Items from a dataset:

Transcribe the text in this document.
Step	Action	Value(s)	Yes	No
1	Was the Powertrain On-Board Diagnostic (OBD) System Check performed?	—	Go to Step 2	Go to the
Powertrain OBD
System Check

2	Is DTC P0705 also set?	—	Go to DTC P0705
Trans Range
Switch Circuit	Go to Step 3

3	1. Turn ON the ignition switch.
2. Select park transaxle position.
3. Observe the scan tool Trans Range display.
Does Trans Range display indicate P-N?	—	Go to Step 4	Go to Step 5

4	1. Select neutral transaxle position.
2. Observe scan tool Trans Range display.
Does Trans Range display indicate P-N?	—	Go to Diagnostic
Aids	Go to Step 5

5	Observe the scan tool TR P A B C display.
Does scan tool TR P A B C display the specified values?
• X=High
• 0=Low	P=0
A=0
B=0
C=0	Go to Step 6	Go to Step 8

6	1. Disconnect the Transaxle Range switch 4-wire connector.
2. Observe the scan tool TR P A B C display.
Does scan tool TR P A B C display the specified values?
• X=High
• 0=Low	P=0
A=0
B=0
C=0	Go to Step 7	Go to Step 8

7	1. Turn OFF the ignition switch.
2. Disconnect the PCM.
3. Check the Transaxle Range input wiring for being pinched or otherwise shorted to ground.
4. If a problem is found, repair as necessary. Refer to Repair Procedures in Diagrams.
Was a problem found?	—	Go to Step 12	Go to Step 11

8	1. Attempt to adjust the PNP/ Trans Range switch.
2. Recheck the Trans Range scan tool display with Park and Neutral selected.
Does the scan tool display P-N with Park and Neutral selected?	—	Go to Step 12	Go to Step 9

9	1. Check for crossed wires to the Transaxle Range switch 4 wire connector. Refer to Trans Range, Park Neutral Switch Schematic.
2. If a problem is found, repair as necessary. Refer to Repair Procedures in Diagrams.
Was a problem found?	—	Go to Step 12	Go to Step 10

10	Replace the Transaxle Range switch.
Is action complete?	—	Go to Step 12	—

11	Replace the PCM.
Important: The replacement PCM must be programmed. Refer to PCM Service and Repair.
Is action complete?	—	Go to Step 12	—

...

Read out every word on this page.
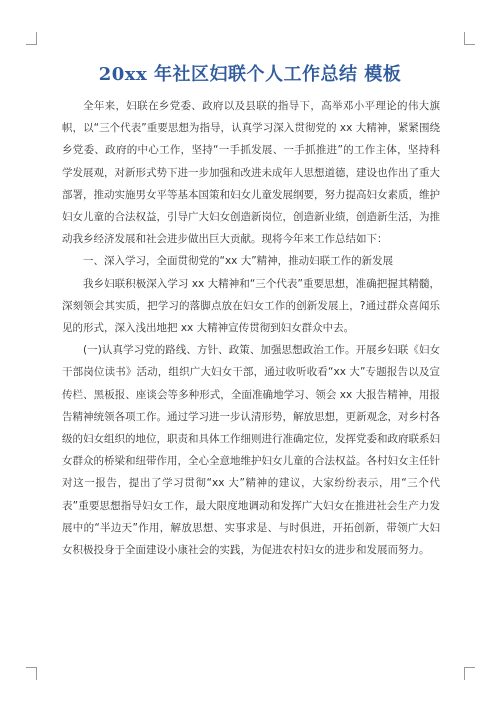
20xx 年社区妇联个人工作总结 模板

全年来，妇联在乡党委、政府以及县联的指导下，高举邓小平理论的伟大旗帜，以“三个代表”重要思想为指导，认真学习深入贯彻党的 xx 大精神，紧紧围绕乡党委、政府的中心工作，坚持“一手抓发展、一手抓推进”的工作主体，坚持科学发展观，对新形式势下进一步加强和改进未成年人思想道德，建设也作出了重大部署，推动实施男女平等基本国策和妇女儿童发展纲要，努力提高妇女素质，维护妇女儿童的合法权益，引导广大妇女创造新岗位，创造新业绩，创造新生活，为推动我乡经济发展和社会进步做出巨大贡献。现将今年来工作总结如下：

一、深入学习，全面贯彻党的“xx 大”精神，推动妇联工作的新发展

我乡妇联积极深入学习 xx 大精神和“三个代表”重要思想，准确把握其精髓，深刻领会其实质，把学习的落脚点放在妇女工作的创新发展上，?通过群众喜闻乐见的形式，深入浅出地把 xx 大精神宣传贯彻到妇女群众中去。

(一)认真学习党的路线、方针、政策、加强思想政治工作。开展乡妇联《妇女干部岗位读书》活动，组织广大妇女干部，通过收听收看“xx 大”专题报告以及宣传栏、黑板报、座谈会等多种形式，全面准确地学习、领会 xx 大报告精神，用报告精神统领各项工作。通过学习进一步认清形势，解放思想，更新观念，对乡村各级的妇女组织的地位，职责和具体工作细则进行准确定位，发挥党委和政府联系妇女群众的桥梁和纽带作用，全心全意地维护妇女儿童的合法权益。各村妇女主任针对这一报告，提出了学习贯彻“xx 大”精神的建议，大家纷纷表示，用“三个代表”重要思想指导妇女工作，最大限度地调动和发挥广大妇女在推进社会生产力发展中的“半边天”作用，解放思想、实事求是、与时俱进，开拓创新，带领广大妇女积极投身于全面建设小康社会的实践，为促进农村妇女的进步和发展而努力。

WHAT TO PRODUCE >> Reply with nothing but a number: how many lines of the entries above contain the string "Repair"?

EXPECTED ANSWER >> 3